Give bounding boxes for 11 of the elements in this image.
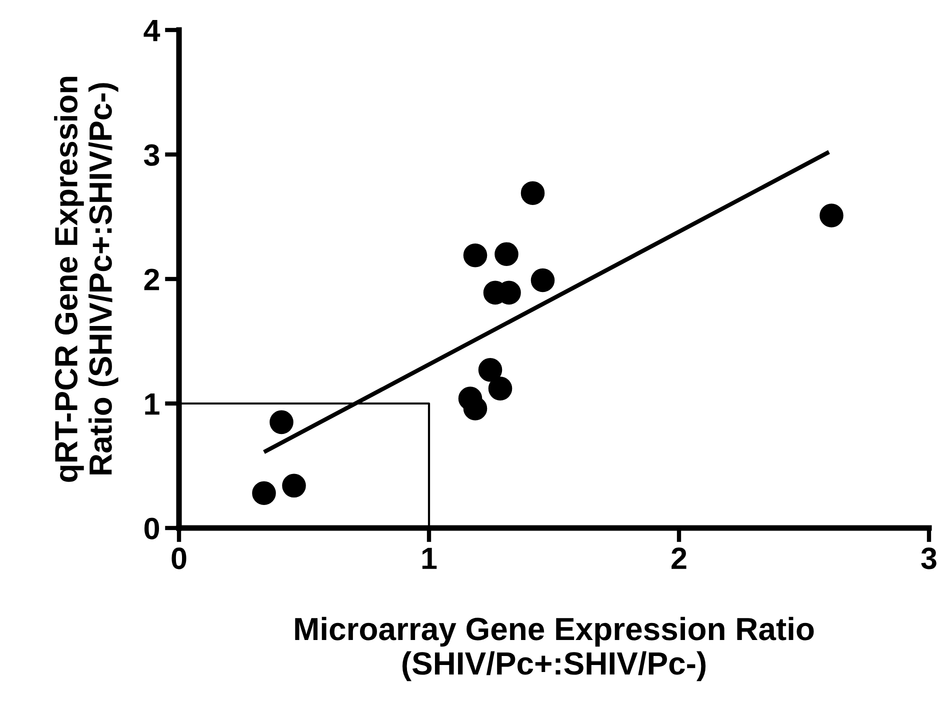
x-tick-label: 0 bbox=[172, 548, 186, 570]
y-axis-title: qRT-PCR Gene Expression Ratio (SHIV/Pc+:SHIV/Pc-) bbox=[54, 76, 118, 482]
x-tick-label: 1 bbox=[422, 548, 437, 569]
y-tick-label: 2 bbox=[144, 268, 160, 290]
x-axis-title: Microarray Gene Expression Ratio (SHIV/Pc+:SHIV/Pc-) bbox=[295, 616, 814, 682]
y-tick-label: 0 bbox=[144, 518, 159, 540]
y-tick-label: 4 bbox=[144, 20, 160, 42]
y-tick-label: 3 bbox=[144, 144, 160, 166]
x-tick-label: 2 bbox=[672, 548, 686, 569]
y-tick-label: 1 bbox=[145, 394, 160, 415]
x-tick-label: 3 bbox=[921, 548, 936, 570]
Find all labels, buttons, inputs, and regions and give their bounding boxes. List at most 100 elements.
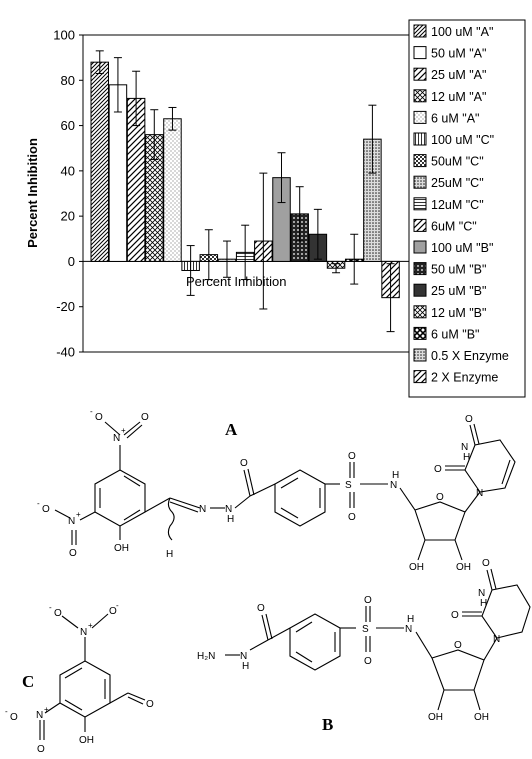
legend-swatch	[413, 46, 427, 60]
atom-label: S	[362, 624, 369, 635]
atom-label: N	[225, 504, 232, 515]
atom-label: O	[42, 504, 50, 515]
bar-chart: -40 -20 0 20 40 60 80 100 Percent Inhibition Pe…	[25, 19, 526, 398]
atom-label: H	[480, 598, 487, 609]
legend-label: 100 uM "B"	[431, 241, 493, 255]
atom-label: OH	[474, 712, 489, 723]
atom-label: O	[364, 656, 372, 667]
atom-label: O	[451, 610, 459, 621]
legend-label: 25uM "C"	[431, 176, 484, 190]
atom-label: OH	[409, 562, 424, 573]
legend-label: 6uM "C"	[431, 219, 477, 233]
legend-swatch	[413, 132, 427, 146]
atom-label: O	[109, 606, 117, 617]
legend-label: 100 uM "C"	[431, 133, 494, 147]
y-axis-label: Percent Inhibition	[25, 138, 40, 248]
legend-swatch	[413, 326, 427, 340]
atom-label: O	[240, 458, 248, 469]
atom-label: -	[5, 707, 8, 716]
atom-label: O	[10, 712, 18, 723]
atom-label: -	[116, 601, 119, 610]
atom-label: OH	[428, 712, 443, 723]
legend-swatch	[413, 283, 427, 297]
atom-label: H	[463, 452, 470, 463]
bars-group	[90, 50, 400, 333]
legend-swatch	[413, 67, 427, 81]
atom-label: +	[121, 426, 126, 435]
atom-label: O	[146, 699, 154, 710]
atom-label: OH	[456, 562, 471, 573]
atom-label: -	[49, 603, 52, 612]
legend-label: 50uM "C"	[431, 155, 484, 169]
atom-label: O	[54, 608, 62, 619]
atom-label: N	[405, 624, 412, 635]
atom-label: N	[390, 480, 397, 491]
atom-label: N	[493, 634, 500, 645]
legend-swatch	[413, 110, 427, 124]
legend-swatch	[413, 262, 427, 276]
atom-label: H	[166, 549, 173, 560]
atom-label: H	[242, 661, 249, 672]
structure-b-benzene-ring	[289, 613, 341, 671]
legend-swatch	[413, 24, 427, 38]
y-tick-label: 20	[61, 209, 75, 224]
atom-label: O	[465, 414, 473, 425]
atom-label: O	[348, 451, 356, 462]
x-axis-label: Percent Inhibition	[186, 274, 286, 289]
legend: 100 uM "A" 50 uM "A" 25 uM "A" 12 uM "A" 6 u…	[413, 24, 509, 385]
legend-label: 12uM "C"	[431, 198, 484, 212]
legend-swatch	[413, 197, 427, 211]
structure-b-uracil	[481, 584, 531, 639]
legend-label: 100 uM "A"	[431, 25, 493, 39]
structure-b-label: B	[322, 715, 333, 734]
atom-label: -	[90, 407, 93, 416]
structure-a-phenol-ring	[94, 469, 146, 527]
legend-label: 25 uM "A"	[431, 68, 486, 82]
legend-swatch	[413, 370, 427, 384]
atom-label: OH	[79, 735, 94, 746]
atom-label: N	[80, 627, 87, 638]
y-axis-ticks: -40 -20 0 20 40 60 80 100	[53, 28, 83, 360]
atom-label: OH	[114, 543, 129, 554]
legend-label: 50 uM "B"	[431, 263, 486, 277]
structure-c-ring	[59, 660, 111, 718]
atom-label: O	[434, 464, 442, 475]
atom-label: N	[199, 504, 206, 515]
y-tick-label: 40	[61, 163, 75, 178]
atom-label: O	[69, 548, 77, 559]
atom-label: O	[37, 744, 45, 755]
legend-label: 2 X Enzyme	[431, 371, 498, 385]
legend-label: 12 uM "A"	[431, 90, 486, 104]
y-tick-label: 60	[61, 118, 75, 133]
y-tick-label: -20	[56, 299, 75, 314]
atom-label: H	[227, 514, 234, 525]
atom-label: -	[37, 499, 40, 508]
y-tick-label: 0	[68, 254, 75, 269]
atom-label: N	[68, 516, 75, 527]
legend-label: 25 uM "B"	[431, 284, 486, 298]
atom-label: N	[476, 488, 483, 499]
legend-swatch	[413, 89, 427, 103]
legend-box	[408, 19, 526, 398]
atom-label: N	[461, 442, 468, 453]
atom-label: H	[407, 614, 414, 625]
atom-label: O	[454, 640, 462, 651]
y-tick-label: 100	[53, 28, 75, 43]
y-tick-label: 80	[61, 73, 75, 88]
atom-label: O	[348, 512, 356, 523]
atom-label: +	[44, 705, 49, 714]
atom-label: N	[240, 651, 247, 662]
atom-label: N	[478, 588, 485, 599]
legend-label: 6 uM "A"	[431, 111, 479, 125]
legend-label: 0.5 X Enzyme	[431, 349, 509, 363]
legend-swatch	[413, 305, 427, 319]
atom-label: +	[76, 510, 81, 519]
atom-label: H₂N	[197, 651, 215, 662]
atom-label: +	[88, 621, 93, 630]
y-tick-label: -40	[56, 345, 75, 360]
structure-b-ribose	[431, 649, 485, 691]
legend-swatch	[413, 240, 427, 254]
bar	[163, 118, 182, 262]
legend-label: 50 uM "A"	[431, 47, 486, 61]
legend-label: 6 uM "B"	[431, 327, 479, 341]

--------------------

Report only how many lines of the listing hold the word "Inhibition".

## TASK OUTPUT
3